[Data extracted from a collection]
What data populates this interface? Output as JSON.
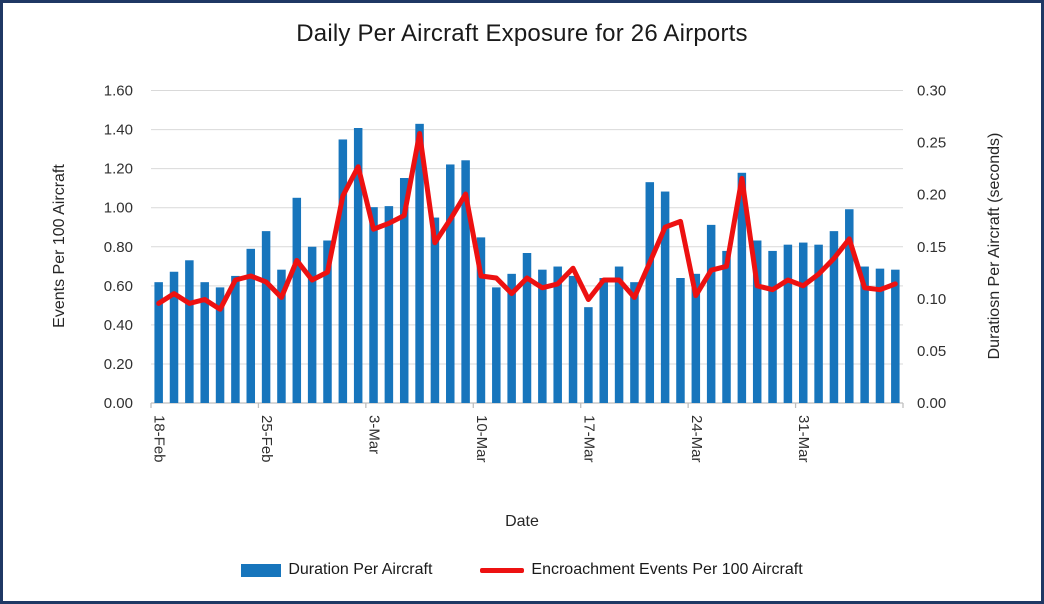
{
  "title": "Daily Per Aircraft Exposure for 26 Airports",
  "colors": {
    "bar": "#1775BC",
    "line": "#ED1111",
    "frame": "#1F3864",
    "gridline": "#D9D9D9",
    "axis_line": "#BFBFBF",
    "tick_text": "#303030"
  },
  "x_axis": {
    "title": "Date",
    "tick_labels": [
      "18-Feb",
      "25-Feb",
      "3-Mar",
      "10-Mar",
      "17-Mar",
      "24-Mar",
      "31-Mar"
    ]
  },
  "left_axis": {
    "title": "Events Per 100 Aircraft",
    "tick_labels": [
      "0.00",
      "0.20",
      "0.40",
      "0.60",
      "0.80",
      "1.00",
      "1.20",
      "1.40",
      "1.60"
    ]
  },
  "right_axis": {
    "title": "Duratiosn Per Aircraft (seconds)",
    "tick_labels": [
      "0.00",
      "0.05",
      "0.10",
      "0.15",
      "0.20",
      "0.25",
      "0.30"
    ]
  },
  "legend": {
    "items": [
      {
        "label": "Duration Per Aircraft",
        "type": "bar"
      },
      {
        "label": "Encroachment Events Per 100 Aircraft",
        "type": "line"
      }
    ]
  },
  "chart_data": {
    "type": "combo",
    "title": "Daily Per Aircraft Exposure for 26 Airports",
    "xlabel": "Date",
    "ylabel_left": "Events Per 100 Aircraft",
    "ylabel_right": "Duratiosn Per Aircraft (seconds)",
    "left_ylim": [
      0,
      1.6
    ],
    "right_ylim": [
      0,
      0.3
    ],
    "grid": "horizontal",
    "legend_position": "bottom",
    "x": [
      "18-Feb",
      "19-Feb",
      "20-Feb",
      "21-Feb",
      "22-Feb",
      "23-Feb",
      "24-Feb",
      "25-Feb",
      "26-Feb",
      "27-Feb",
      "28-Feb",
      "29-Feb",
      "1-Mar",
      "2-Mar",
      "3-Mar",
      "4-Mar",
      "5-Mar",
      "6-Mar",
      "7-Mar",
      "8-Mar",
      "9-Mar",
      "10-Mar",
      "11-Mar",
      "12-Mar",
      "13-Mar",
      "14-Mar",
      "15-Mar",
      "16-Mar",
      "17-Mar",
      "18-Mar",
      "19-Mar",
      "20-Mar",
      "21-Mar",
      "22-Mar",
      "23-Mar",
      "24-Mar",
      "25-Mar",
      "26-Mar",
      "27-Mar",
      "28-Mar",
      "29-Mar",
      "30-Mar",
      "31-Mar",
      "1-Apr",
      "2-Apr",
      "3-Apr",
      "4-Apr",
      "5-Apr",
      "6-Apr"
    ],
    "series": [
      {
        "name": "Duration Per Aircraft",
        "type": "bar",
        "axis": "right",
        "values": [
          0.116,
          0.126,
          0.137,
          0.116,
          0.111,
          0.122,
          0.148,
          0.165,
          0.128,
          0.197,
          0.15,
          0.156,
          0.253,
          0.264,
          0.188,
          0.189,
          0.216,
          0.268,
          0.178,
          0.229,
          0.233,
          0.159,
          0.111,
          0.124,
          0.144,
          0.128,
          0.131,
          0.122,
          0.092,
          0.12,
          0.131,
          0.116,
          0.212,
          0.203,
          0.12,
          0.124,
          0.171,
          0.146,
          0.221,
          0.156,
          0.146,
          0.152,
          0.154,
          0.152,
          0.165,
          0.186,
          0.131,
          0.129,
          0.128
        ]
      },
      {
        "name": "Encroachment Events Per 100 Aircraft",
        "type": "line",
        "axis": "left",
        "values": [
          0.51,
          0.56,
          0.51,
          0.53,
          0.48,
          0.63,
          0.65,
          0.62,
          0.54,
          0.73,
          0.63,
          0.67,
          1.06,
          1.21,
          0.89,
          0.92,
          0.96,
          1.38,
          0.82,
          0.94,
          1.07,
          0.65,
          0.64,
          0.56,
          0.64,
          0.59,
          0.61,
          0.69,
          0.53,
          0.63,
          0.63,
          0.54,
          0.72,
          0.9,
          0.93,
          0.55,
          0.68,
          0.7,
          1.15,
          0.6,
          0.58,
          0.63,
          0.6,
          0.66,
          0.74,
          0.84,
          0.59,
          0.58,
          0.61
        ]
      }
    ]
  }
}
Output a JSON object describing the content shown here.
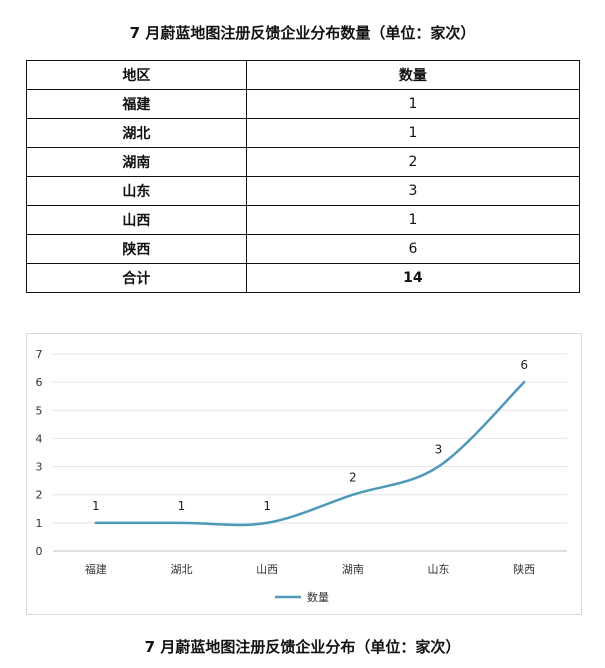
{
  "title_top": "7 月蔚蓝地图注册反馈企业分布数量（单位：家次）",
  "title_bottom": "7 月蔚蓝地图注册反馈企业分布（单位：家次）",
  "table": {
    "header": {
      "region": "地区",
      "count": "数量"
    },
    "rows": [
      {
        "region": "福建",
        "count": "1"
      },
      {
        "region": "湖北",
        "count": "1"
      },
      {
        "region": "湖南",
        "count": "2"
      },
      {
        "region": "山东",
        "count": "3"
      },
      {
        "region": "山西",
        "count": "1"
      },
      {
        "region": "陕西",
        "count": "6"
      }
    ],
    "total": {
      "label": "合计",
      "count": "14"
    }
  },
  "chart_data": {
    "type": "line",
    "categories": [
      "福建",
      "湖北",
      "山西",
      "湖南",
      "山东",
      "陕西"
    ],
    "series": [
      {
        "name": "数量",
        "values": [
          1,
          1,
          1,
          2,
          3,
          6
        ],
        "color": "#4e98b8"
      }
    ],
    "ylim": [
      0,
      7
    ],
    "yticks": [
      0,
      1,
      2,
      3,
      4,
      5,
      6,
      7
    ],
    "grid": true,
    "smooth": true,
    "legend": "bottom",
    "data_labels": true
  }
}
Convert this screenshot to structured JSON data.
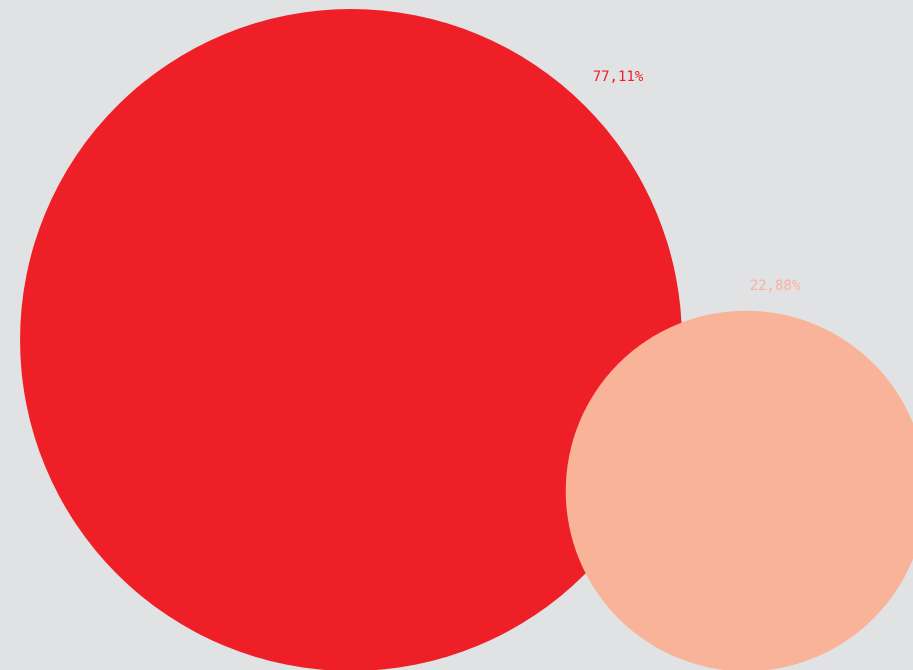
{
  "chart_data": {
    "type": "bubble",
    "values": [
      77.11,
      22.88
    ],
    "value_labels": [
      "77,11%",
      "22,88%"
    ],
    "colors": [
      "#ee1f26",
      "#f9b398"
    ]
  }
}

— Exercise goal —
Reproduce each line exactly, please, except for any pictures.

— Final answer —
What data populates this interface? Output as JSON.
{
  "title": "Daily Per Aircraft Exposure for 26 Airports",
  "colors": {
    "bar": "#1775BC",
    "line": "#ED1111",
    "frame": "#1F3864",
    "gridline": "#D9D9D9",
    "axis_line": "#BFBFBF",
    "tick_text": "#303030"
  },
  "x_axis": {
    "title": "Date",
    "tick_labels": [
      "18-Feb",
      "25-Feb",
      "3-Mar",
      "10-Mar",
      "17-Mar",
      "24-Mar",
      "31-Mar"
    ]
  },
  "left_axis": {
    "title": "Events Per 100 Aircraft",
    "tick_labels": [
      "0.00",
      "0.20",
      "0.40",
      "0.60",
      "0.80",
      "1.00",
      "1.20",
      "1.40",
      "1.60"
    ]
  },
  "right_axis": {
    "title": "Duratiosn Per Aircraft (seconds)",
    "tick_labels": [
      "0.00",
      "0.05",
      "0.10",
      "0.15",
      "0.20",
      "0.25",
      "0.30"
    ]
  },
  "legend": {
    "items": [
      {
        "label": "Duration Per Aircraft",
        "type": "bar"
      },
      {
        "label": "Encroachment Events Per 100 Aircraft",
        "type": "line"
      }
    ]
  },
  "chart_data": {
    "type": "combo",
    "title": "Daily Per Aircraft Exposure for 26 Airports",
    "xlabel": "Date",
    "ylabel_left": "Events Per 100 Aircraft",
    "ylabel_right": "Duratiosn Per Aircraft (seconds)",
    "left_ylim": [
      0,
      1.6
    ],
    "right_ylim": [
      0,
      0.3
    ],
    "grid": "horizontal",
    "legend_position": "bottom",
    "x": [
      "18-Feb",
      "19-Feb",
      "20-Feb",
      "21-Feb",
      "22-Feb",
      "23-Feb",
      "24-Feb",
      "25-Feb",
      "26-Feb",
      "27-Feb",
      "28-Feb",
      "29-Feb",
      "1-Mar",
      "2-Mar",
      "3-Mar",
      "4-Mar",
      "5-Mar",
      "6-Mar",
      "7-Mar",
      "8-Mar",
      "9-Mar",
      "10-Mar",
      "11-Mar",
      "12-Mar",
      "13-Mar",
      "14-Mar",
      "15-Mar",
      "16-Mar",
      "17-Mar",
      "18-Mar",
      "19-Mar",
      "20-Mar",
      "21-Mar",
      "22-Mar",
      "23-Mar",
      "24-Mar",
      "25-Mar",
      "26-Mar",
      "27-Mar",
      "28-Mar",
      "29-Mar",
      "30-Mar",
      "31-Mar",
      "1-Apr",
      "2-Apr",
      "3-Apr",
      "4-Apr",
      "5-Apr",
      "6-Apr"
    ],
    "series": [
      {
        "name": "Duration Per Aircraft",
        "type": "bar",
        "axis": "right",
        "values": [
          0.116,
          0.126,
          0.137,
          0.116,
          0.111,
          0.122,
          0.148,
          0.165,
          0.128,
          0.197,
          0.15,
          0.156,
          0.253,
          0.264,
          0.188,
          0.189,
          0.216,
          0.268,
          0.178,
          0.229,
          0.233,
          0.159,
          0.111,
          0.124,
          0.144,
          0.128,
          0.131,
          0.122,
          0.092,
          0.12,
          0.131,
          0.116,
          0.212,
          0.203,
          0.12,
          0.124,
          0.171,
          0.146,
          0.221,
          0.156,
          0.146,
          0.152,
          0.154,
          0.152,
          0.165,
          0.186,
          0.131,
          0.129,
          0.128
        ]
      },
      {
        "name": "Encroachment Events Per 100 Aircraft",
        "type": "line",
        "axis": "left",
        "values": [
          0.51,
          0.56,
          0.51,
          0.53,
          0.48,
          0.63,
          0.65,
          0.62,
          0.54,
          0.73,
          0.63,
          0.67,
          1.06,
          1.21,
          0.89,
          0.92,
          0.96,
          1.38,
          0.82,
          0.94,
          1.07,
          0.65,
          0.64,
          0.56,
          0.64,
          0.59,
          0.61,
          0.69,
          0.53,
          0.63,
          0.63,
          0.54,
          0.72,
          0.9,
          0.93,
          0.55,
          0.68,
          0.7,
          1.15,
          0.6,
          0.58,
          0.63,
          0.6,
          0.66,
          0.74,
          0.84,
          0.59,
          0.58,
          0.61
        ]
      }
    ]
  }
}
Output a JSON object describing the content shown here.
{
  "title_top": "7 月蔚蓝地图注册反馈企业分布数量（单位：家次）",
  "title_bottom": "7 月蔚蓝地图注册反馈企业分布（单位：家次）",
  "table": {
    "header": {
      "region": "地区",
      "count": "数量"
    },
    "rows": [
      {
        "region": "福建",
        "count": "1"
      },
      {
        "region": "湖北",
        "count": "1"
      },
      {
        "region": "湖南",
        "count": "2"
      },
      {
        "region": "山东",
        "count": "3"
      },
      {
        "region": "山西",
        "count": "1"
      },
      {
        "region": "陕西",
        "count": "6"
      }
    ],
    "total": {
      "label": "合计",
      "count": "14"
    }
  },
  "chart_data": {
    "type": "line",
    "categories": [
      "福建",
      "湖北",
      "山西",
      "湖南",
      "山东",
      "陕西"
    ],
    "series": [
      {
        "name": "数量",
        "values": [
          1,
          1,
          1,
          2,
          3,
          6
        ],
        "color": "#4e98b8"
      }
    ],
    "ylim": [
      0,
      7
    ],
    "yticks": [
      0,
      1,
      2,
      3,
      4,
      5,
      6,
      7
    ],
    "grid": true,
    "smooth": true,
    "legend": "bottom",
    "data_labels": true
  }
}
Convert this screenshot to structured JSON data.
{
  "chart_data": {
    "type": "bubble",
    "values": [
      77.11,
      22.88
    ],
    "value_labels": [
      "77,11%",
      "22,88%"
    ],
    "colors": [
      "#ee1f26",
      "#f9b398"
    ]
  }
}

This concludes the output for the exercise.